* _AIM_:
Make an exact copy of all the entries, but do not reproduce the pictures.

[Items from a dataset]
>>
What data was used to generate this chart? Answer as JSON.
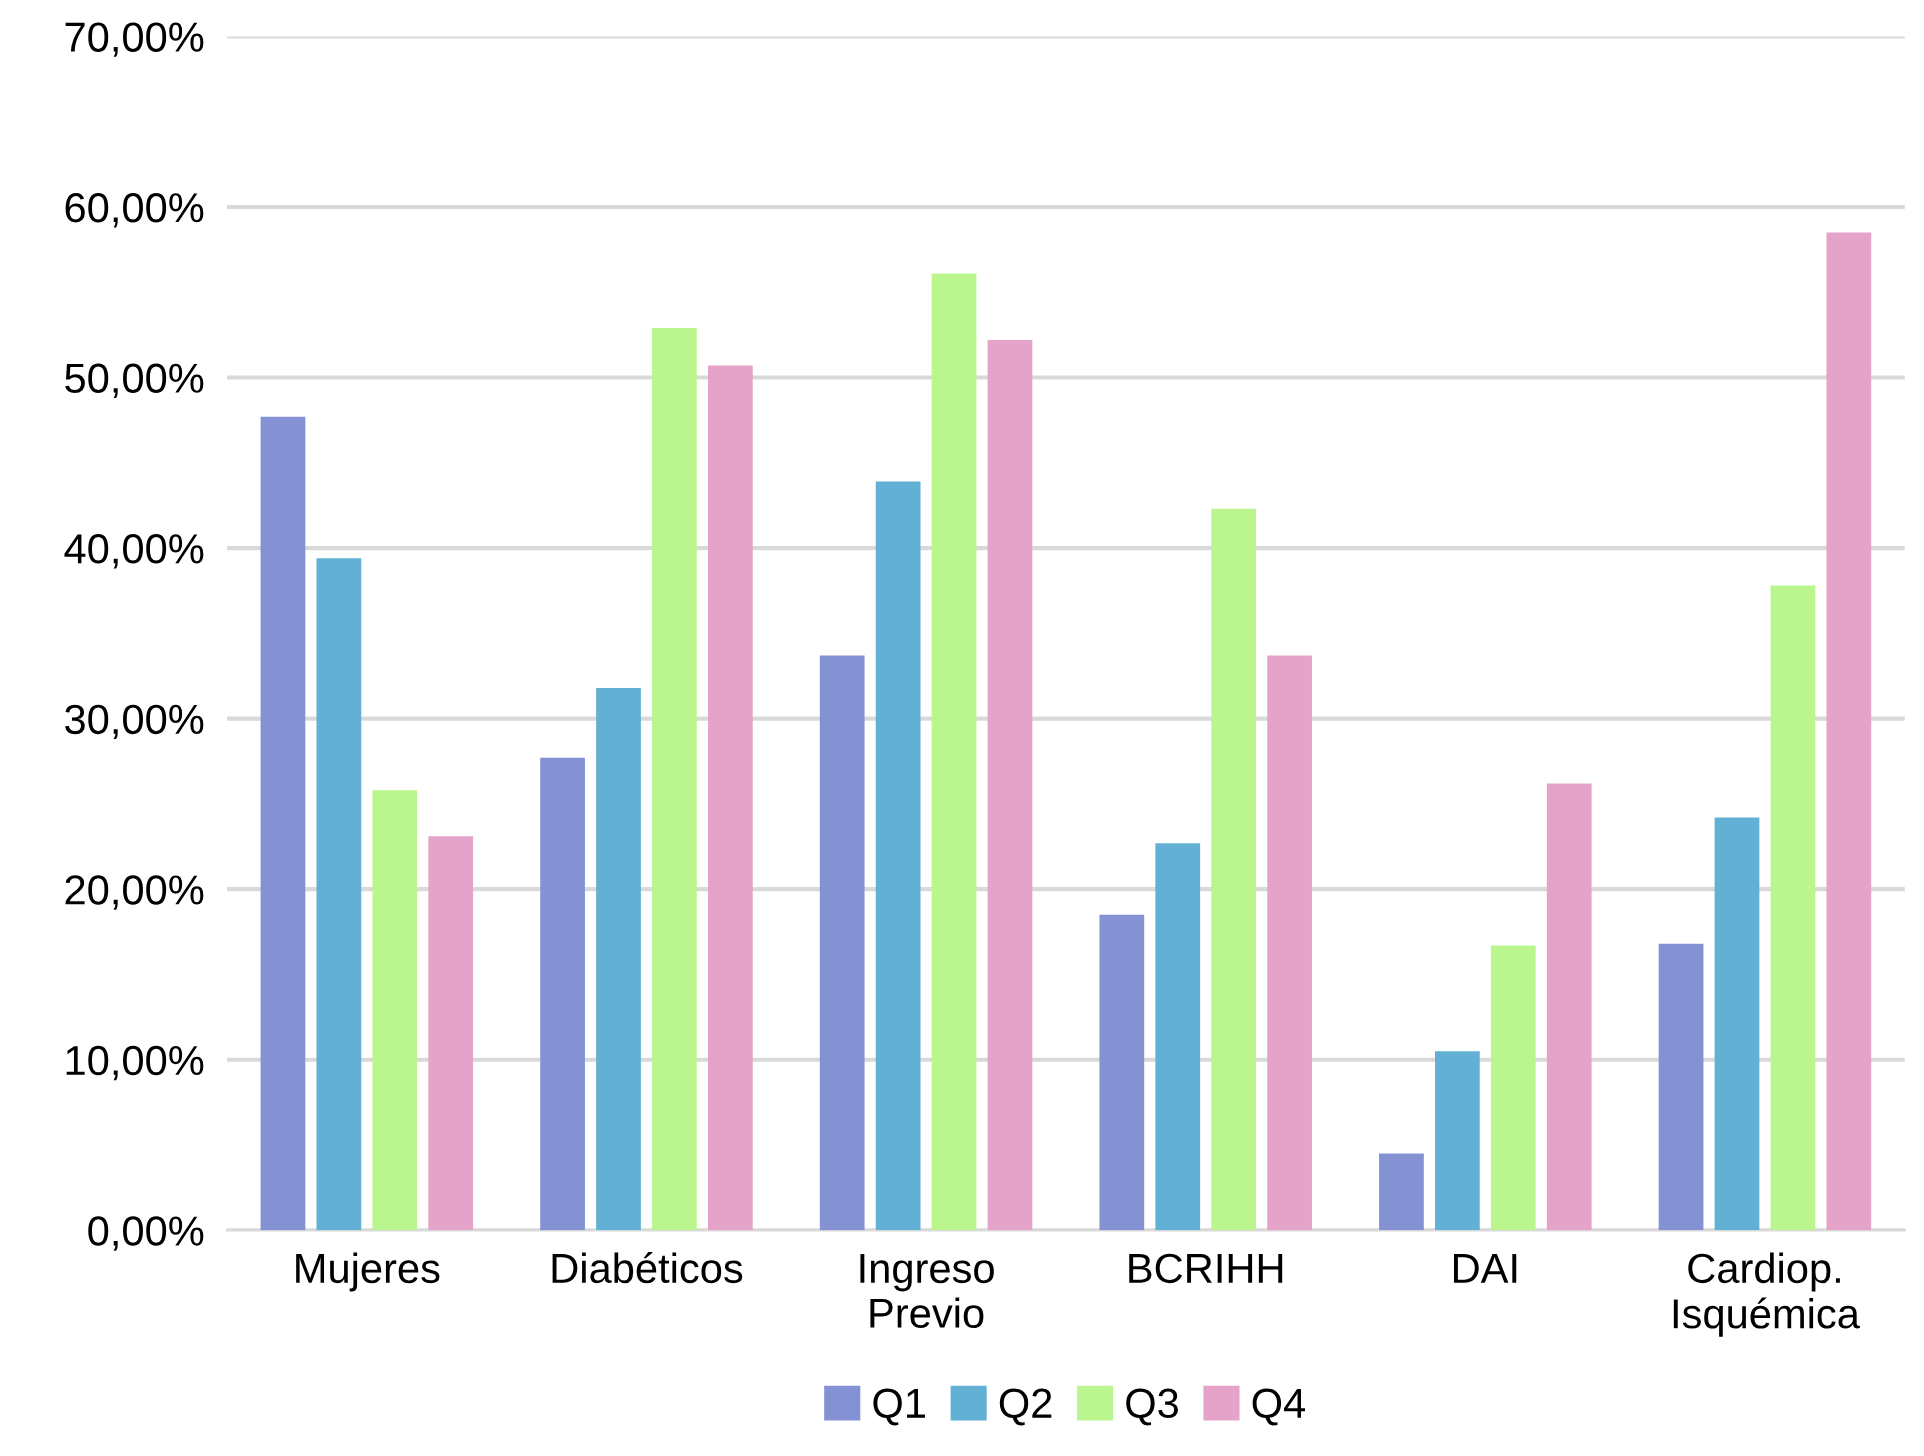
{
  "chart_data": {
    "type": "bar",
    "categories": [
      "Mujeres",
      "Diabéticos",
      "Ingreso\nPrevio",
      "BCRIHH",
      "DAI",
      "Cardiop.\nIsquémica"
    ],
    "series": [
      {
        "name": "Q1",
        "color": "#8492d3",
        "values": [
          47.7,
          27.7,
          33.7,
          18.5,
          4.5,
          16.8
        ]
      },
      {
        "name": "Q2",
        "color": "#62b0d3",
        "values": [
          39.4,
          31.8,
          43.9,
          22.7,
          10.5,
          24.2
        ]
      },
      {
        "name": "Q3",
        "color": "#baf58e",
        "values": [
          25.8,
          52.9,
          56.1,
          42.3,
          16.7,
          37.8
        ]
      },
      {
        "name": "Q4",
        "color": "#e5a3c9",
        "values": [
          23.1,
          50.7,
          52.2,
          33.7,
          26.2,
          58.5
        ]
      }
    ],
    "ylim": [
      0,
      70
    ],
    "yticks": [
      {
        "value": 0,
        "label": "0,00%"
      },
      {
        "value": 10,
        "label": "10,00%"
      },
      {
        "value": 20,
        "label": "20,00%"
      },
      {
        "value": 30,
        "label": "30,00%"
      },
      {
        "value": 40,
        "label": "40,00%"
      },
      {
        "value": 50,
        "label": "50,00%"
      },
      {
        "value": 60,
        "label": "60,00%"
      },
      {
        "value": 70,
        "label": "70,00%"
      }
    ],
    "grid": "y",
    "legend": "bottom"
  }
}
<<
* _THE RESULT_:
What data was used to generate this chart? Answer as JSON.
{
  "chart_data": {
    "type": "bar",
    "categories": [
      "Mujeres",
      "Diabéticos",
      "Ingreso\nPrevio",
      "BCRIHH",
      "DAI",
      "Cardiop.\nIsquémica"
    ],
    "series": [
      {
        "name": "Q1",
        "color": "#8492d3",
        "values": [
          47.7,
          27.7,
          33.7,
          18.5,
          4.5,
          16.8
        ]
      },
      {
        "name": "Q2",
        "color": "#62b0d3",
        "values": [
          39.4,
          31.8,
          43.9,
          22.7,
          10.5,
          24.2
        ]
      },
      {
        "name": "Q3",
        "color": "#baf58e",
        "values": [
          25.8,
          52.9,
          56.1,
          42.3,
          16.7,
          37.8
        ]
      },
      {
        "name": "Q4",
        "color": "#e5a3c9",
        "values": [
          23.1,
          50.7,
          52.2,
          33.7,
          26.2,
          58.5
        ]
      }
    ],
    "ylim": [
      0,
      70
    ],
    "yticks": [
      {
        "value": 0,
        "label": "0,00%"
      },
      {
        "value": 10,
        "label": "10,00%"
      },
      {
        "value": 20,
        "label": "20,00%"
      },
      {
        "value": 30,
        "label": "30,00%"
      },
      {
        "value": 40,
        "label": "40,00%"
      },
      {
        "value": 50,
        "label": "50,00%"
      },
      {
        "value": 60,
        "label": "60,00%"
      },
      {
        "value": 70,
        "label": "70,00%"
      }
    ],
    "grid": "y",
    "legend": "bottom"
  }
}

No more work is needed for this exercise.